* Data provided:
┄┄┄┄┄┄┄┄┄┄┄┄┄┄┄┄┄┄┄┄
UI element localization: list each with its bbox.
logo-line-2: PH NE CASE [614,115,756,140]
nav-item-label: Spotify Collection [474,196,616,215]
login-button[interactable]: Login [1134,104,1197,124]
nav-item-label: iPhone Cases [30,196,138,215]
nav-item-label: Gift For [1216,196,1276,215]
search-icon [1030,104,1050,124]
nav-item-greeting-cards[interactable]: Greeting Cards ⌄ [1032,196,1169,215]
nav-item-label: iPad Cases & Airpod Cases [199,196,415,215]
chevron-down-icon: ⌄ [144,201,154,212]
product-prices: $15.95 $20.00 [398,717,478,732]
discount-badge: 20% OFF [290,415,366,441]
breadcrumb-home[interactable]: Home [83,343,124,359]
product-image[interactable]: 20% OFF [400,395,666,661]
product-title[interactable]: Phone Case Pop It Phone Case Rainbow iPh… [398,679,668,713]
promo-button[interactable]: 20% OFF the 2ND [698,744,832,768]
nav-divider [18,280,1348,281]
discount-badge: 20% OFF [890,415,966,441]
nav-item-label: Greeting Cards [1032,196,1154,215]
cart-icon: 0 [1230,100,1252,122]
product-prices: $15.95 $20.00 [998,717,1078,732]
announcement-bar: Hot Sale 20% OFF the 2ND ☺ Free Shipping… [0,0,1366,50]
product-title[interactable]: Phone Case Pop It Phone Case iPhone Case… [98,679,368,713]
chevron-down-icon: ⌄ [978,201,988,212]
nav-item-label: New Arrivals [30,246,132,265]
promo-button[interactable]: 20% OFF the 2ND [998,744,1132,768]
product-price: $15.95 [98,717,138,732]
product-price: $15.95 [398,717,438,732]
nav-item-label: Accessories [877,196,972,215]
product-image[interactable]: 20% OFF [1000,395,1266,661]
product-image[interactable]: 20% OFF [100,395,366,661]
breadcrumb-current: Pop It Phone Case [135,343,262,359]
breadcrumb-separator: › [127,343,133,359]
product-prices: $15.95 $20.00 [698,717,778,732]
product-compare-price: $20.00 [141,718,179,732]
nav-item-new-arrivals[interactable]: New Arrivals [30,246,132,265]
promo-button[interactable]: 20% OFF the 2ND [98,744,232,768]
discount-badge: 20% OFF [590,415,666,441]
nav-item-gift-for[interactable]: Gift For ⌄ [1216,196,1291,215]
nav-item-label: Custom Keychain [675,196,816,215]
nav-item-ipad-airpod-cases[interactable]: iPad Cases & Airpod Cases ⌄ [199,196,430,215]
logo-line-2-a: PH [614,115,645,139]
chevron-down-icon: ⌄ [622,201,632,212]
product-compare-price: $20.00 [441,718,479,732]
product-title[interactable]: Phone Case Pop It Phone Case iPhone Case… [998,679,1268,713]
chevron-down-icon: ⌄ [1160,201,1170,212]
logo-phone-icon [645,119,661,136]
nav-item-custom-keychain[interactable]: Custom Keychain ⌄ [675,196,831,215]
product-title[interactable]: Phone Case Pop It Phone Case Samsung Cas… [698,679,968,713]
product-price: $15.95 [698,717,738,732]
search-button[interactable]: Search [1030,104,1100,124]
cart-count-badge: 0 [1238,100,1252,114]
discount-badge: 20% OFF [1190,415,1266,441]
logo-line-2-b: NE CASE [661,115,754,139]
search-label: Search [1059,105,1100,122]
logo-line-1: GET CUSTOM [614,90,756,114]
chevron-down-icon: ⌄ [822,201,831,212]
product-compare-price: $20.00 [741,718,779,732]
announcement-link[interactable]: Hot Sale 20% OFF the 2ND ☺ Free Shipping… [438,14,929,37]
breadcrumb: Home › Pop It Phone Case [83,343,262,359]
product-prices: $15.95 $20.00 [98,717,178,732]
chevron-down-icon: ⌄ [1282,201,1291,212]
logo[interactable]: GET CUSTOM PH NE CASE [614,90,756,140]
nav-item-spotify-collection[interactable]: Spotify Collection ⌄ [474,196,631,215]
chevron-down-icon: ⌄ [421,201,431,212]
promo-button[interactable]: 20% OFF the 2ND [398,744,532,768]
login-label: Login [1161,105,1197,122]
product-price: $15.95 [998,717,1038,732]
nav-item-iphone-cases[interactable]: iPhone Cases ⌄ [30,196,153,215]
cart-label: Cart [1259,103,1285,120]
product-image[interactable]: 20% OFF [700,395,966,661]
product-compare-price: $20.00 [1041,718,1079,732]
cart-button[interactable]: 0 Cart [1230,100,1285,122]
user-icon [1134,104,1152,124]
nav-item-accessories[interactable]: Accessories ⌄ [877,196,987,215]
┄┄┄┄┄┄┄┄┄┄┄┄┄┄┄┄┄┄┄┄
* Written request:
Reproduce every line of the material above without changing anything.

* Answer below:
UI element localization: list each with its bbox.
logo-line-2: PH NE CASE [614,115,756,140]
nav-item-label: Spotify Collection [474,196,616,215]
login-button[interactable]: Login [1134,104,1197,124]
nav-item-label: iPhone Cases [30,196,138,215]
nav-item-label: Gift For [1216,196,1276,215]
search-icon [1030,104,1050,124]
nav-item-greeting-cards[interactable]: Greeting Cards ⌄ [1032,196,1169,215]
nav-item-label: iPad Cases & Airpod Cases [199,196,415,215]
chevron-down-icon: ⌄ [144,201,154,212]
product-prices: $15.95 $20.00 [398,717,478,732]
discount-badge: 20% OFF [290,415,366,441]
breadcrumb-home[interactable]: Home [83,343,124,359]
product-image[interactable]: 20% OFF [400,395,666,661]
product-title[interactable]: Phone Case Pop It Phone Case Rainbow iPh… [398,679,668,713]
promo-button[interactable]: 20% OFF the 2ND [698,744,832,768]
nav-divider [18,280,1348,281]
discount-badge: 20% OFF [890,415,966,441]
nav-item-label: Greeting Cards [1032,196,1154,215]
cart-icon: 0 [1230,100,1252,122]
product-prices: $15.95 $20.00 [998,717,1078,732]
announcement-bar: Hot Sale 20% OFF the 2ND ☺ Free Shipping… [0,0,1366,50]
product-title[interactable]: Phone Case Pop It Phone Case iPhone Case… [98,679,368,713]
chevron-down-icon: ⌄ [978,201,988,212]
nav-item-label: New Arrivals [30,246,132,265]
promo-button[interactable]: 20% OFF the 2ND [998,744,1132,768]
product-price: $15.95 [98,717,138,732]
product-price: $15.95 [398,717,438,732]
nav-item-label: Accessories [877,196,972,215]
product-image[interactable]: 20% OFF [1000,395,1266,661]
product-image[interactable]: 20% OFF [100,395,366,661]
breadcrumb-current: Pop It Phone Case [135,343,262,359]
breadcrumb-separator: › [127,343,133,359]
product-prices: $15.95 $20.00 [698,717,778,732]
product-compare-price: $20.00 [141,718,179,732]
nav-item-new-arrivals[interactable]: New Arrivals [30,246,132,265]
promo-button[interactable]: 20% OFF the 2ND [98,744,232,768]
discount-badge: 20% OFF [590,415,666,441]
nav-item-gift-for[interactable]: Gift For ⌄ [1216,196,1291,215]
nav-item-label: Custom Keychain [675,196,816,215]
nav-item-ipad-airpod-cases[interactable]: iPad Cases & Airpod Cases ⌄ [199,196,430,215]
logo-line-2-a: PH [614,115,645,139]
chevron-down-icon: ⌄ [622,201,632,212]
product-compare-price: $20.00 [441,718,479,732]
product-title[interactable]: Phone Case Pop It Phone Case iPhone Case… [998,679,1268,713]
chevron-down-icon: ⌄ [1160,201,1170,212]
logo-phone-icon [645,119,661,136]
nav-item-custom-keychain[interactable]: Custom Keychain ⌄ [675,196,831,215]
product-title[interactable]: Phone Case Pop It Phone Case Samsung Cas… [698,679,968,713]
product-price: $15.95 [698,717,738,732]
search-button[interactable]: Search [1030,104,1100,124]
cart-count-badge: 0 [1238,100,1252,114]
discount-badge: 20% OFF [1190,415,1266,441]
logo-line-2-b: NE CASE [661,115,754,139]
search-label: Search [1059,105,1100,122]
logo-line-1: GET CUSTOM [614,90,756,114]
chevron-down-icon: ⌄ [822,201,831,212]
product-compare-price: $20.00 [741,718,779,732]
announcement-link[interactable]: Hot Sale 20% OFF the 2ND ☺ Free Shipping… [438,14,929,37]
breadcrumb: Home › Pop It Phone Case [83,343,262,359]
product-prices: $15.95 $20.00 [98,717,178,732]
chevron-down-icon: ⌄ [1282,201,1291,212]
logo[interactable]: GET CUSTOM PH NE CASE [614,90,756,140]
nav-item-spotify-collection[interactable]: Spotify Collection ⌄ [474,196,631,215]
chevron-down-icon: ⌄ [421,201,431,212]
promo-button[interactable]: 20% OFF the 2ND [398,744,532,768]
login-label: Login [1161,105,1197,122]
product-price: $15.95 [998,717,1038,732]
nav-item-iphone-cases[interactable]: iPhone Cases ⌄ [30,196,153,215]
cart-label: Cart [1259,103,1285,120]
product-image[interactable]: 20% OFF [700,395,966,661]
product-compare-price: $20.00 [1041,718,1079,732]
cart-button[interactable]: 0 Cart [1230,100,1285,122]
user-icon [1134,104,1152,124]
nav-item-accessories[interactable]: Accessories ⌄ [877,196,987,215]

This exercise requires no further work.